Find all lines in the listing that include the word "name", then copy them.

> **Information provided**
§

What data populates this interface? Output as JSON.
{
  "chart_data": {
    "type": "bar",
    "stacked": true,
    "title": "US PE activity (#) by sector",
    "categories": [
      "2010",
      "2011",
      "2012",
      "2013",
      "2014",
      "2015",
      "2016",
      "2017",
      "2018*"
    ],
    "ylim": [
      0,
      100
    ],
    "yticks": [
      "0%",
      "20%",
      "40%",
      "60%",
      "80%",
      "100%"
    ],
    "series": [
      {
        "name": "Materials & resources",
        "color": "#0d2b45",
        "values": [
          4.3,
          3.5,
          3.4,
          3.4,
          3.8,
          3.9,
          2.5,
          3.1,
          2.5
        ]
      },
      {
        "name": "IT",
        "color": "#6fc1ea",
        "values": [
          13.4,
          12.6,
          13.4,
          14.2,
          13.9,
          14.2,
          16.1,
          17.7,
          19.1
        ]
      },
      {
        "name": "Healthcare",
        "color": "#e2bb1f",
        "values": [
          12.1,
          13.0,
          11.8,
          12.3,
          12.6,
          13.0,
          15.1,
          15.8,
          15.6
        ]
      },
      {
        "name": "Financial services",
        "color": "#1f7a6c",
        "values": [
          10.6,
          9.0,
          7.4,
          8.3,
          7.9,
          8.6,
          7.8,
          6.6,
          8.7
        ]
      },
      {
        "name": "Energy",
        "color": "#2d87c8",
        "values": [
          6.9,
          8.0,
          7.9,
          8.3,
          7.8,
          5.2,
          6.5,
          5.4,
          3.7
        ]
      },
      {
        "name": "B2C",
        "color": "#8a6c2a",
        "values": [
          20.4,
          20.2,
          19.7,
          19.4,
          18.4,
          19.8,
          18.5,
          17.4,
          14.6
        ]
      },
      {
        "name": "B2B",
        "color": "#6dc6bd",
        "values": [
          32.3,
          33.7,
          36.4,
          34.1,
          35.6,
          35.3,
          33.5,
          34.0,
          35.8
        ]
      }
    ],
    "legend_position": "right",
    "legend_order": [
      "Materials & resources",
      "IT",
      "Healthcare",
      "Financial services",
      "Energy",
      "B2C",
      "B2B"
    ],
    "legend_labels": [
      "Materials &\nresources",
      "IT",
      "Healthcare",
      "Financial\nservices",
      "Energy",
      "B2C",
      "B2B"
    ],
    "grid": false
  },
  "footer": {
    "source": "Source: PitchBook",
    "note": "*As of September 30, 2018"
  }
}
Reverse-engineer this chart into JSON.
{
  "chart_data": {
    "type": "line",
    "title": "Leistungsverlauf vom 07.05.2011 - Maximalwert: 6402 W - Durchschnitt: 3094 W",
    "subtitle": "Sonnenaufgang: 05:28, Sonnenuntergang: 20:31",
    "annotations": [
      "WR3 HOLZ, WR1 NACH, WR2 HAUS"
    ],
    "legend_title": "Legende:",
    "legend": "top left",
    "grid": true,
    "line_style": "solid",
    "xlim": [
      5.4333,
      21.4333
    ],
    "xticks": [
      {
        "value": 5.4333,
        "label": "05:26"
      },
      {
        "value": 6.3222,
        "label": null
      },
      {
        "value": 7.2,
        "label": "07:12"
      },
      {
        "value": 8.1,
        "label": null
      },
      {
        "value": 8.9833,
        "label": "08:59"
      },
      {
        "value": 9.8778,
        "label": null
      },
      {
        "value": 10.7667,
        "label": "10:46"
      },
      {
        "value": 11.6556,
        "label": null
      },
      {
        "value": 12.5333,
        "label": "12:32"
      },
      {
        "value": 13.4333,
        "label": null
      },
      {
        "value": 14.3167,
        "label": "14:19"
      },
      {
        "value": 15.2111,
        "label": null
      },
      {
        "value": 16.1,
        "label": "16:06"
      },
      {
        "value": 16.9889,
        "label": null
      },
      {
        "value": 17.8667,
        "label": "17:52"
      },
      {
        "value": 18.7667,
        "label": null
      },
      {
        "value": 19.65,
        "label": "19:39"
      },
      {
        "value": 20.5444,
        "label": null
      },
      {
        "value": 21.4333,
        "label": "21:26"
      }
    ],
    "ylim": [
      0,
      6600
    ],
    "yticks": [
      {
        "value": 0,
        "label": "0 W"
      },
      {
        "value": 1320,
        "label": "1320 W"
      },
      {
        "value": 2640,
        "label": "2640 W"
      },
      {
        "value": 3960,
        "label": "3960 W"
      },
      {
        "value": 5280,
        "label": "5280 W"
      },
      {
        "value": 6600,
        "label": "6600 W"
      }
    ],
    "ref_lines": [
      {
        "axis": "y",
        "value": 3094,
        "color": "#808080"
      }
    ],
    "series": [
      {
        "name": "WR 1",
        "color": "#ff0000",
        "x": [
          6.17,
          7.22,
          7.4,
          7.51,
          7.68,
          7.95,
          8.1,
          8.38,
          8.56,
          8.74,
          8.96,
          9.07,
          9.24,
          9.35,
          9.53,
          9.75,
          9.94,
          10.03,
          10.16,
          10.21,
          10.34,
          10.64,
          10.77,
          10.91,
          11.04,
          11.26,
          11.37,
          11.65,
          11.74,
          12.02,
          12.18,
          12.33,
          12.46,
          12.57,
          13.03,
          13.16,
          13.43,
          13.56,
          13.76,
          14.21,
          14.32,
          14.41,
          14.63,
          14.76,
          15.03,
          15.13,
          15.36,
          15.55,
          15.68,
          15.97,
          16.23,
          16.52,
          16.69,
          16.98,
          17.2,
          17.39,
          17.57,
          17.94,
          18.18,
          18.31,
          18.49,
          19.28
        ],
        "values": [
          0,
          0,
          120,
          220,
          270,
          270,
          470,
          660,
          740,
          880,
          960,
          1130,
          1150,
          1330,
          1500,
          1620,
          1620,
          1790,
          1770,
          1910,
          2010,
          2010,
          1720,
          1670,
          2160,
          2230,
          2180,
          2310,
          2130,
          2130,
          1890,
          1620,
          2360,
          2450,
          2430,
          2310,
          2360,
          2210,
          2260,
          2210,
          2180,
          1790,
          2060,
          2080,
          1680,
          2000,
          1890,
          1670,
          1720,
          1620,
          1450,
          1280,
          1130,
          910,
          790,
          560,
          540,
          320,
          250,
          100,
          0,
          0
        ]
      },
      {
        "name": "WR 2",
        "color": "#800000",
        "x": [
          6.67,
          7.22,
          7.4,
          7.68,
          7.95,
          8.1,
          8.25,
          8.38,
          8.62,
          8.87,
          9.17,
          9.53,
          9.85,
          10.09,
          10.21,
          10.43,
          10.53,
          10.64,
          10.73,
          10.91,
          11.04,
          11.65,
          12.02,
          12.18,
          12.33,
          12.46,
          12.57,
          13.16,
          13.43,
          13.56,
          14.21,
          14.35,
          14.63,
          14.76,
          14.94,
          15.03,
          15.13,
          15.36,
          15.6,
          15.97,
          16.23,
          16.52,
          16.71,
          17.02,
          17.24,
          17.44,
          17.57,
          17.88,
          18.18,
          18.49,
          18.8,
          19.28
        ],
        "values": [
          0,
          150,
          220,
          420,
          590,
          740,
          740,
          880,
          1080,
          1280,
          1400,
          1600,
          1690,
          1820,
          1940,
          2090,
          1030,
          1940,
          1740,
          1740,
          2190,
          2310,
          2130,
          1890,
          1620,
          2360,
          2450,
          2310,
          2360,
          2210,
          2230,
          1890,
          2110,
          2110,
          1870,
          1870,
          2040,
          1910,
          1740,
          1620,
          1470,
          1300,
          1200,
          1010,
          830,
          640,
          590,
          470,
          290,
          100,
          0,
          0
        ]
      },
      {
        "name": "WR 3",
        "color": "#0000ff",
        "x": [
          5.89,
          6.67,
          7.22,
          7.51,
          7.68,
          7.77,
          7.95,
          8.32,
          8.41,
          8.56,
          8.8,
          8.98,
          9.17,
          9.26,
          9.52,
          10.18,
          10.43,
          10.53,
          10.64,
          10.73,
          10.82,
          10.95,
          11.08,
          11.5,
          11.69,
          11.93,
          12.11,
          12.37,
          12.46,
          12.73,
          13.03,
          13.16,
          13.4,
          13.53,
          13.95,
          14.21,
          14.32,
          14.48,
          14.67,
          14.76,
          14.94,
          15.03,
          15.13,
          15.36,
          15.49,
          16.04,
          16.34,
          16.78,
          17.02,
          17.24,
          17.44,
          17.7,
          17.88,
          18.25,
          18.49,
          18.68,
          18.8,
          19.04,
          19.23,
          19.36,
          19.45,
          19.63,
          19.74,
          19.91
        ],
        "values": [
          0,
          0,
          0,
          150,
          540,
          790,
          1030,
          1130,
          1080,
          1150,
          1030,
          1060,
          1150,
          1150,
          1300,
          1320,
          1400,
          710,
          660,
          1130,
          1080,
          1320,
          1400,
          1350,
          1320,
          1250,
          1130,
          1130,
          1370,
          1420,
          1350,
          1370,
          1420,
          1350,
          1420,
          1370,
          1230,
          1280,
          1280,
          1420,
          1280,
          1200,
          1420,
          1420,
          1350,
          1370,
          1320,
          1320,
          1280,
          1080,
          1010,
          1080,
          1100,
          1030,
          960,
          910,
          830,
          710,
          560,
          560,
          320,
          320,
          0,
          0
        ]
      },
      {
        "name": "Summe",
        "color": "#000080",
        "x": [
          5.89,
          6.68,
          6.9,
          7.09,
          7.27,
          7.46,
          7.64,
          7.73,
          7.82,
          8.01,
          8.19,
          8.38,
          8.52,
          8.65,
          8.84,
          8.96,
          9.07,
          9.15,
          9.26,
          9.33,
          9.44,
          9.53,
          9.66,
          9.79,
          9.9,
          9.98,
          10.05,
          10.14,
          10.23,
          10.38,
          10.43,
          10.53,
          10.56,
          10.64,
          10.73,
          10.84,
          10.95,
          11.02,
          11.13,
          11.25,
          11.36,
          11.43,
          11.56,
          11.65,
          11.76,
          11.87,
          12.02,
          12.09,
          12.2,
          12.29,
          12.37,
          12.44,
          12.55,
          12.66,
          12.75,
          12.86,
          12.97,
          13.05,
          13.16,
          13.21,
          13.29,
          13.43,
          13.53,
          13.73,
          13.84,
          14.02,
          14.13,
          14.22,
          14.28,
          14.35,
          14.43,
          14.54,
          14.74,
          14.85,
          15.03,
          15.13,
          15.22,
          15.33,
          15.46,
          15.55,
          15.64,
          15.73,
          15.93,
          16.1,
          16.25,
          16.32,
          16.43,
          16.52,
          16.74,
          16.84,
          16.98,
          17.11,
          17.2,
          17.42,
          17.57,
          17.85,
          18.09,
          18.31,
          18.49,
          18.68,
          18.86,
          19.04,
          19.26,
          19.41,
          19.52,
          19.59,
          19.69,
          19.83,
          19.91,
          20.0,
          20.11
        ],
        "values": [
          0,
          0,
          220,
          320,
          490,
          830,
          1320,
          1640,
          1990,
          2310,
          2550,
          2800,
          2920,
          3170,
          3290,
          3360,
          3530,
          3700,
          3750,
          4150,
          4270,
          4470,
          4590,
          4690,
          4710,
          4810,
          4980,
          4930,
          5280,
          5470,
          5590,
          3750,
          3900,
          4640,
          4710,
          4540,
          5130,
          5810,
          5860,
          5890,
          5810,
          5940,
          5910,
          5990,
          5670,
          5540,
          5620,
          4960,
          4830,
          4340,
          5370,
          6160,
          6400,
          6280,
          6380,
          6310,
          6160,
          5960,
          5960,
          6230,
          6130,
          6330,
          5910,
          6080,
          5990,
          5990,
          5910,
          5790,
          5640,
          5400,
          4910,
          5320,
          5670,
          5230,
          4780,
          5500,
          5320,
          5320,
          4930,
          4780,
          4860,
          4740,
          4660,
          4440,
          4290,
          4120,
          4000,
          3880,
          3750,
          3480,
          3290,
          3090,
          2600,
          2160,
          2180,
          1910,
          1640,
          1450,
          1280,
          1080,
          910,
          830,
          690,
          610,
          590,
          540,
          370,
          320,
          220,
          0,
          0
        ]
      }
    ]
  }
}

§

> **Finished answer**
        "name": "Materials & resources",
        "name": "IT",
        "name": "Healthcare",
        "name": "Financial services",
        "name": "Energy",
        "name": "B2C",
        "name": "B2B",
        "name": "WR 1",
        "name": "WR 2",
        "name": "WR 3",
        "name": "Summe",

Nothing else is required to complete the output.